— START OF DATA FOR PROCESSING —

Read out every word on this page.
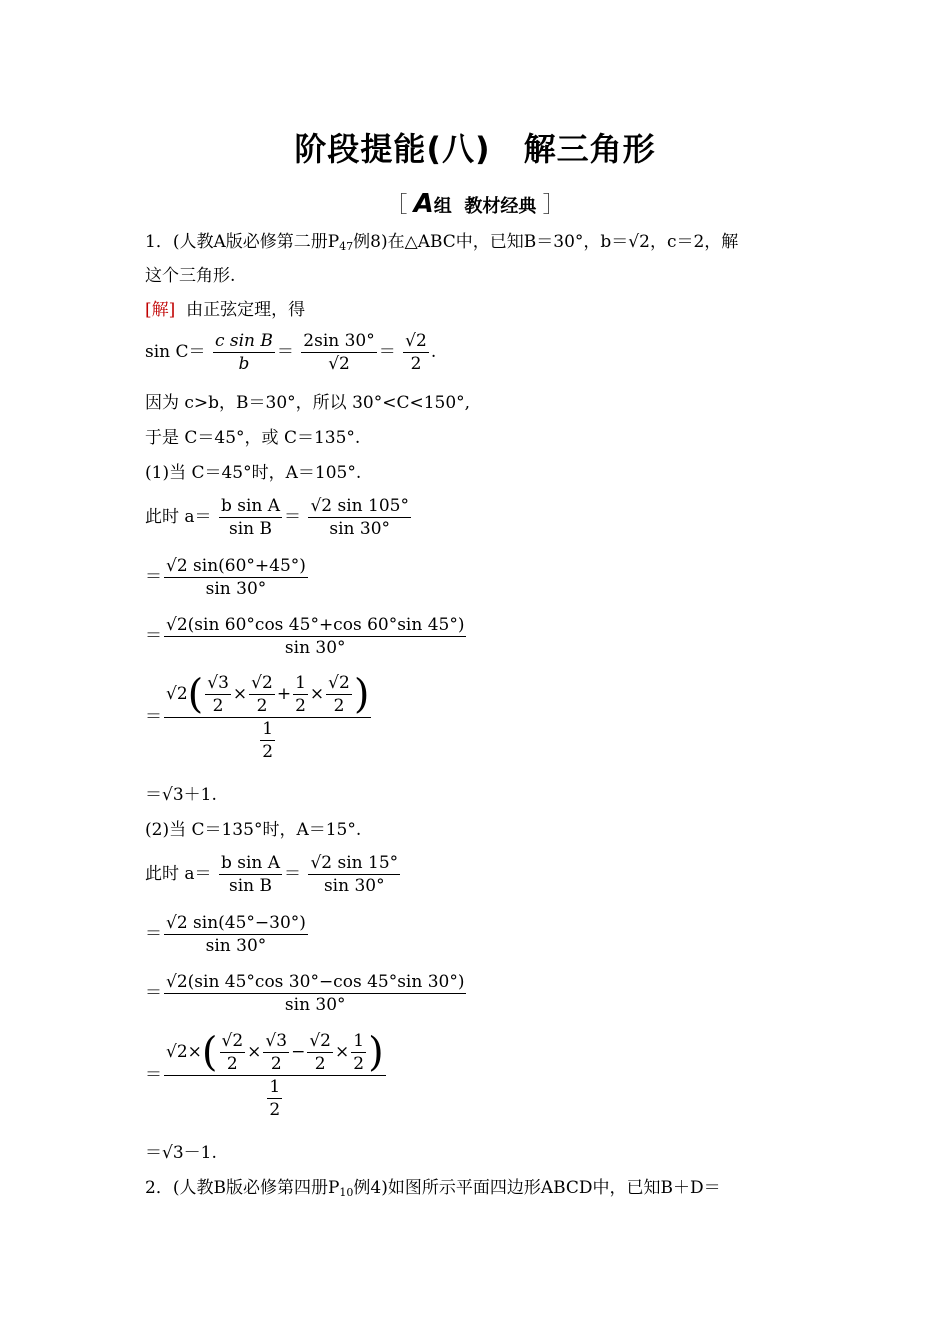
阶段提能(八)　解三角形
［ A组 教材经典 ］
1．(人教A版必修第二册$P_{47}$例8)在△ABC中，已知B＝30°，b＝√2，c＝2，解
这个三角形.
[解] 由正弦定理，得
$\sin C= \frac{\text{c sin B}}{b} = \frac{2\sin 30^\circ}{√2} = \frac{√2}{2}$ .
因为 c>b，B＝30°，所以 30°<C<150°,
于是 C＝45°，或 C＝135°.
(1)当 C＝45°时，A＝105°.
此时 $a= \frac{\text{b sin A}}{\text{sin B}} = \frac{√2 \sin 105^\circ}{\sin 30^\circ}$
＝ $\frac{√2 \sin(60^\circ+45^\circ)}{\sin 30^\circ}$
＝ $\frac{√2(\sin 60^\circ\cos 45^\circ+\cos 60^\circ\sin 45^\circ)}{\sin 30^\circ}$
＝ $\frac{√2( \frac{√3}{2} \times \frac{√2}{2} + \frac{1}{2} \times \frac{√2}{2} )}{\frac{1}{2}}$
＝√3＋1.
(2)当 C＝135°时，A＝15°.
此时 $a= \frac{\text{b sin A}}{\text{sin B}} = \frac{√2 \sin 15^\circ}{\sin 30^\circ}$
＝ $\frac{√2 \sin(45^\circ-30^\circ)}{\sin 30^\circ}$
＝ $\frac{√2(\sin 45^\circ\cos 30^\circ-\cos 45^\circ\sin 30^\circ)}{\sin 30^\circ}$
＝ $\frac{√2\times( \frac{√2}{2} \times \frac{√3}{2} - \frac{√2}{2} \times \frac{1}{2} )}{\frac{1}{2}}$
＝√3－1.
2．(人教B版必修第四册$P_{10}$例4)如图所示平面四边形ABCD中，已知B＋D＝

— END OF DATA FOR PROCESSING —

**EXERCISE GOAL:**
Search the lines for the word "frac" and report how many contain it, by number only.

**TASK RESULT:**
9